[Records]
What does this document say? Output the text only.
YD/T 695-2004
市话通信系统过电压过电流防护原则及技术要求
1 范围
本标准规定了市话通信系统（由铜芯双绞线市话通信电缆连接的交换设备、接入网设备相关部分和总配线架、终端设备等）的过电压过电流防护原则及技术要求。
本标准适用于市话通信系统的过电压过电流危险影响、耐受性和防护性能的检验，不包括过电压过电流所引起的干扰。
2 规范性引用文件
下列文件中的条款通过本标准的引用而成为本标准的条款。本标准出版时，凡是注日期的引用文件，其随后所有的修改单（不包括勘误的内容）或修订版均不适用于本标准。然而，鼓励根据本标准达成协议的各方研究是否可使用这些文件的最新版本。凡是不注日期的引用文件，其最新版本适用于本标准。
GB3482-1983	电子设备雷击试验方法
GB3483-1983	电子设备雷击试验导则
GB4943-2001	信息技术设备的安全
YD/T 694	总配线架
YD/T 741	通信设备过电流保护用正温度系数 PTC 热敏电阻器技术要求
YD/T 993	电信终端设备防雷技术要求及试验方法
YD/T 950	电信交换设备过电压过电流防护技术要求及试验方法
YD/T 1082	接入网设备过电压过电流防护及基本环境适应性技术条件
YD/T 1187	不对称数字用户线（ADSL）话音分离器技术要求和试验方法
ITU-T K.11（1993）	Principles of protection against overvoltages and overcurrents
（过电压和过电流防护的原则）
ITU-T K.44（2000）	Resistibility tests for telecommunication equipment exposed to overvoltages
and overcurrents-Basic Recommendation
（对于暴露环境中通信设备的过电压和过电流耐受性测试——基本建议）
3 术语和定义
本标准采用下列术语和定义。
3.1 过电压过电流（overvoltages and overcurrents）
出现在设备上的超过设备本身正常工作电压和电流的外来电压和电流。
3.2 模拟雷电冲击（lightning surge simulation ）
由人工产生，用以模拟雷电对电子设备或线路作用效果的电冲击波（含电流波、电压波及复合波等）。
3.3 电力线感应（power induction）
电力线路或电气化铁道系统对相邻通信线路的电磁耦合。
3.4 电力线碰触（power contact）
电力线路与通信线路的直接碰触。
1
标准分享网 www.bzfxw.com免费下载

**Task directions:**
Take the listing above and set it down exactly.

**Result for this exercise:**
What does this document say? Output the text only.
YD/T 695-2004
市话通信系统过电压过电流防护原则及技术要求
1 范围
本标准规定了市话通信系统（由铜芯双绞线市话通信电缆连接的交换设备、接入网设备相关部分和总配线架、终端设备等）的过电压过电流防护原则及技术要求。
本标准适用于市话通信系统的过电压过电流危险影响、耐受性和防护性能的检验，不包括过电压过电流所引起的干扰。
2 规范性引用文件
下列文件中的条款通过本标准的引用而成为本标准的条款。本标准出版时，凡是注日期的引用文件，其随后所有的修改单（不包括勘误的内容）或修订版均不适用于本标准。然而，鼓励根据本标准达成协议的各方研究是否可使用这些文件的最新版本。凡是不注日期的引用文件，其最新版本适用于本标准。
GB3482-1983	电子设备雷击试验方法
GB3483-1983	电子设备雷击试验导则
GB4943-2001	信息技术设备的安全
YD/T 694	总配线架
YD/T 741	通信设备过电流保护用正温度系数 PTC 热敏电阻器技术要求
YD/T 993	电信终端设备防雷技术要求及试验方法
YD/T 950	电信交换设备过电压过电流防护技术要求及试验方法
YD/T 1082	接入网设备过电压过电流防护及基本环境适应性技术条件
YD/T 1187	不对称数字用户线（ADSL）话音分离器技术要求和试验方法
ITU-T K.11（1993）	Principles of protection against overvoltages and overcurrents
（过电压和过电流防护的原则）
ITU-T K.44（2000）	Resistibility tests for telecommunication equipment exposed to overvoltages
and overcurrents-Basic Recommendation
（对于暴露环境中通信设备的过电压和过电流耐受性测试——基本建议）
3 术语和定义
本标准采用下列术语和定义。
3.1 过电压过电流（overvoltages and overcurrents）
出现在设备上的超过设备本身正常工作电压和电流的外来电压和电流。
3.2 模拟雷电冲击（lightning surge simulation ）
由人工产生，用以模拟雷电对电子设备或线路作用效果的电冲击波（含电流波、电压波及复合波等）。
3.3 电力线感应（power induction）
电力线路或电气化铁道系统对相邻通信线路的电磁耦合。
3.4 电力线碰触（power contact）
电力线路与通信线路的直接碰触。
1
标准分享网 www.bzfxw.com免费下载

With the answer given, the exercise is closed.